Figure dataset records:
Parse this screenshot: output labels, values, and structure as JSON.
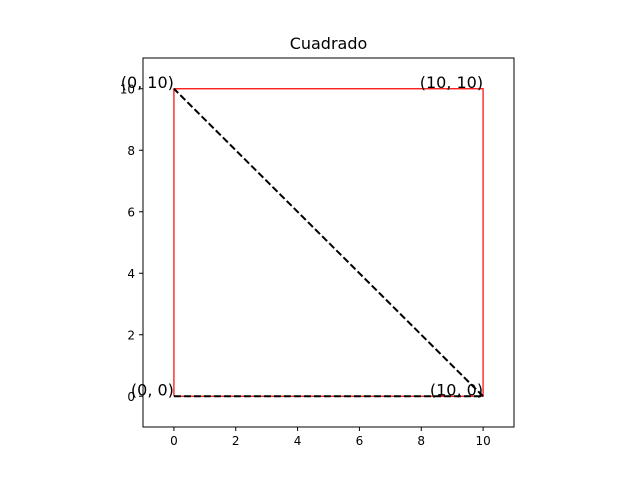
{
  "chart_data": {
    "type": "line",
    "title": "Cuadrado",
    "xlabel": "",
    "ylabel": "",
    "xlim": [
      -1,
      11
    ],
    "ylim": [
      -1,
      11
    ],
    "xticks": [
      0,
      2,
      4,
      6,
      8,
      10
    ],
    "yticks": [
      0,
      2,
      4,
      6,
      8,
      10
    ],
    "grid": false,
    "series": [
      {
        "style": "solid",
        "color": "#ff0000",
        "x": [
          0,
          10,
          10,
          0,
          0
        ],
        "y": [
          0,
          0,
          10,
          10,
          0
        ]
      },
      {
        "style": "dashed",
        "color": "#000000",
        "x": [
          0,
          10
        ],
        "y": [
          0,
          0
        ]
      },
      {
        "style": "dashed",
        "color": "#000000",
        "x": [
          10,
          0
        ],
        "y": [
          0,
          10
        ]
      }
    ],
    "annotations": [
      {
        "text": "(0, 0)",
        "x": 0,
        "y": 0,
        "align": "right"
      },
      {
        "text": "(10, 0)",
        "x": 10,
        "y": 0,
        "align": "right"
      },
      {
        "text": "(10, 10)",
        "x": 10,
        "y": 10,
        "align": "right"
      },
      {
        "text": "(0, 10)",
        "x": 0,
        "y": 10,
        "align": "right"
      }
    ]
  }
}
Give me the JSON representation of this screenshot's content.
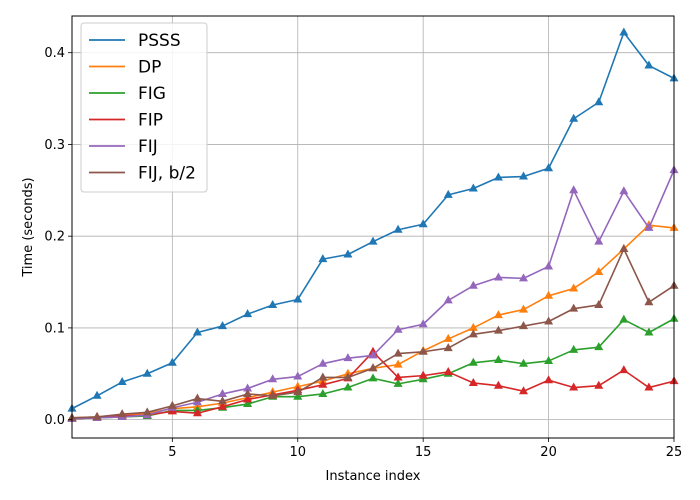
{
  "chart_data": {
    "type": "line",
    "title": "",
    "xlabel": "Instance index",
    "ylabel": "Time (seconds)",
    "xlim": [
      1,
      25
    ],
    "ylim": [
      -0.02,
      0.44
    ],
    "xticks": [
      5,
      10,
      15,
      20,
      25
    ],
    "yticks": [
      0.0,
      0.1,
      0.2,
      0.3,
      0.4
    ],
    "ytick_labels": [
      "0.0",
      "0.1",
      "0.2",
      "0.3",
      "0.4"
    ],
    "grid": true,
    "legend_position": "top-left",
    "marker": "triangle",
    "x": [
      1,
      2,
      3,
      4,
      5,
      6,
      7,
      8,
      9,
      10,
      11,
      12,
      13,
      14,
      15,
      16,
      17,
      18,
      19,
      20,
      21,
      22,
      23,
      24,
      25
    ],
    "series": [
      {
        "name": "PSSS",
        "color": "#1f77b4",
        "values": [
          0.012,
          0.026,
          0.041,
          0.05,
          0.062,
          0.095,
          0.102,
          0.115,
          0.125,
          0.131,
          0.175,
          0.18,
          0.194,
          0.207,
          0.213,
          0.245,
          0.252,
          0.264,
          0.265,
          0.274,
          0.328,
          0.346,
          0.422,
          0.386,
          0.372
        ]
      },
      {
        "name": "DP",
        "color": "#ff7f0e",
        "values": [
          0.002,
          0.003,
          0.005,
          0.007,
          0.012,
          0.014,
          0.018,
          0.024,
          0.03,
          0.036,
          0.042,
          0.05,
          0.056,
          0.06,
          0.075,
          0.088,
          0.1,
          0.114,
          0.12,
          0.135,
          0.143,
          0.161,
          0.186,
          0.212,
          0.209
        ]
      },
      {
        "name": "FIG",
        "color": "#2ca02c",
        "values": [
          0.001,
          0.002,
          0.003,
          0.004,
          0.01,
          0.01,
          0.013,
          0.017,
          0.025,
          0.025,
          0.028,
          0.035,
          0.045,
          0.039,
          0.044,
          0.05,
          0.062,
          0.065,
          0.061,
          0.064,
          0.076,
          0.079,
          0.109,
          0.095,
          0.11
        ]
      },
      {
        "name": "FIP",
        "color": "#d62728",
        "values": [
          0.001,
          0.002,
          0.004,
          0.005,
          0.009,
          0.007,
          0.014,
          0.022,
          0.027,
          0.032,
          0.038,
          0.045,
          0.074,
          0.046,
          0.048,
          0.052,
          0.04,
          0.037,
          0.031,
          0.043,
          0.035,
          0.037,
          0.054,
          0.035,
          0.042
        ]
      },
      {
        "name": "FIJ",
        "color": "#9467bd",
        "values": [
          0.001,
          0.002,
          0.003,
          0.005,
          0.013,
          0.019,
          0.028,
          0.034,
          0.044,
          0.047,
          0.061,
          0.067,
          0.07,
          0.098,
          0.104,
          0.13,
          0.146,
          0.155,
          0.154,
          0.167,
          0.25,
          0.194,
          0.249,
          0.209,
          0.272
        ]
      },
      {
        "name": "FIJ, b/2",
        "color": "#8c564b",
        "values": [
          0.002,
          0.003,
          0.006,
          0.008,
          0.015,
          0.023,
          0.02,
          0.028,
          0.026,
          0.03,
          0.046,
          0.046,
          0.056,
          0.072,
          0.074,
          0.078,
          0.093,
          0.097,
          0.102,
          0.107,
          0.121,
          0.125,
          0.186,
          0.128,
          0.146
        ]
      }
    ]
  }
}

▶ [What to do]
Exclude the pictures. Write out the remaining data exactly.

▶ [Output for this exercise]
Parse this screenshot: output labels, values, and structure as JSON.
{
  "chart_data": {
    "type": "line",
    "title": "Cuadrado",
    "xlabel": "",
    "ylabel": "",
    "xlim": [
      -1,
      11
    ],
    "ylim": [
      -1,
      11
    ],
    "xticks": [
      0,
      2,
      4,
      6,
      8,
      10
    ],
    "yticks": [
      0,
      2,
      4,
      6,
      8,
      10
    ],
    "grid": false,
    "series": [
      {
        "style": "solid",
        "color": "#ff0000",
        "x": [
          0,
          10,
          10,
          0,
          0
        ],
        "y": [
          0,
          0,
          10,
          10,
          0
        ]
      },
      {
        "style": "dashed",
        "color": "#000000",
        "x": [
          0,
          10
        ],
        "y": [
          0,
          0
        ]
      },
      {
        "style": "dashed",
        "color": "#000000",
        "x": [
          10,
          0
        ],
        "y": [
          0,
          10
        ]
      }
    ],
    "annotations": [
      {
        "text": "(0, 0)",
        "x": 0,
        "y": 0,
        "align": "right"
      },
      {
        "text": "(10, 0)",
        "x": 10,
        "y": 0,
        "align": "right"
      },
      {
        "text": "(10, 10)",
        "x": 10,
        "y": 10,
        "align": "right"
      },
      {
        "text": "(0, 10)",
        "x": 0,
        "y": 10,
        "align": "right"
      }
    ]
  }
}
Give me the JSON representation of this screenshot's content.
{
  "chart_data": {
    "type": "line",
    "title": "",
    "xlabel": "Instance index",
    "ylabel": "Time (seconds)",
    "xlim": [
      1,
      25
    ],
    "ylim": [
      -0.02,
      0.44
    ],
    "xticks": [
      5,
      10,
      15,
      20,
      25
    ],
    "yticks": [
      0.0,
      0.1,
      0.2,
      0.3,
      0.4
    ],
    "ytick_labels": [
      "0.0",
      "0.1",
      "0.2",
      "0.3",
      "0.4"
    ],
    "grid": true,
    "legend_position": "top-left",
    "marker": "triangle",
    "x": [
      1,
      2,
      3,
      4,
      5,
      6,
      7,
      8,
      9,
      10,
      11,
      12,
      13,
      14,
      15,
      16,
      17,
      18,
      19,
      20,
      21,
      22,
      23,
      24,
      25
    ],
    "series": [
      {
        "name": "PSSS",
        "color": "#1f77b4",
        "values": [
          0.012,
          0.026,
          0.041,
          0.05,
          0.062,
          0.095,
          0.102,
          0.115,
          0.125,
          0.131,
          0.175,
          0.18,
          0.194,
          0.207,
          0.213,
          0.245,
          0.252,
          0.264,
          0.265,
          0.274,
          0.328,
          0.346,
          0.422,
          0.386,
          0.372
        ]
      },
      {
        "name": "DP",
        "color": "#ff7f0e",
        "values": [
          0.002,
          0.003,
          0.005,
          0.007,
          0.012,
          0.014,
          0.018,
          0.024,
          0.03,
          0.036,
          0.042,
          0.05,
          0.056,
          0.06,
          0.075,
          0.088,
          0.1,
          0.114,
          0.12,
          0.135,
          0.143,
          0.161,
          0.186,
          0.212,
          0.209
        ]
      },
      {
        "name": "FIG",
        "color": "#2ca02c",
        "values": [
          0.001,
          0.002,
          0.003,
          0.004,
          0.01,
          0.01,
          0.013,
          0.017,
          0.025,
          0.025,
          0.028,
          0.035,
          0.045,
          0.039,
          0.044,
          0.05,
          0.062,
          0.065,
          0.061,
          0.064,
          0.076,
          0.079,
          0.109,
          0.095,
          0.11
        ]
      },
      {
        "name": "FIP",
        "color": "#d62728",
        "values": [
          0.001,
          0.002,
          0.004,
          0.005,
          0.009,
          0.007,
          0.014,
          0.022,
          0.027,
          0.032,
          0.038,
          0.045,
          0.074,
          0.046,
          0.048,
          0.052,
          0.04,
          0.037,
          0.031,
          0.043,
          0.035,
          0.037,
          0.054,
          0.035,
          0.042
        ]
      },
      {
        "name": "FIJ",
        "color": "#9467bd",
        "values": [
          0.001,
          0.002,
          0.003,
          0.005,
          0.013,
          0.019,
          0.028,
          0.034,
          0.044,
          0.047,
          0.061,
          0.067,
          0.07,
          0.098,
          0.104,
          0.13,
          0.146,
          0.155,
          0.154,
          0.167,
          0.25,
          0.194,
          0.249,
          0.209,
          0.272
        ]
      },
      {
        "name": "FIJ, b/2",
        "color": "#8c564b",
        "values": [
          0.002,
          0.003,
          0.006,
          0.008,
          0.015,
          0.023,
          0.02,
          0.028,
          0.026,
          0.03,
          0.046,
          0.046,
          0.056,
          0.072,
          0.074,
          0.078,
          0.093,
          0.097,
          0.102,
          0.107,
          0.121,
          0.125,
          0.186,
          0.128,
          0.146
        ]
      }
    ]
  }
}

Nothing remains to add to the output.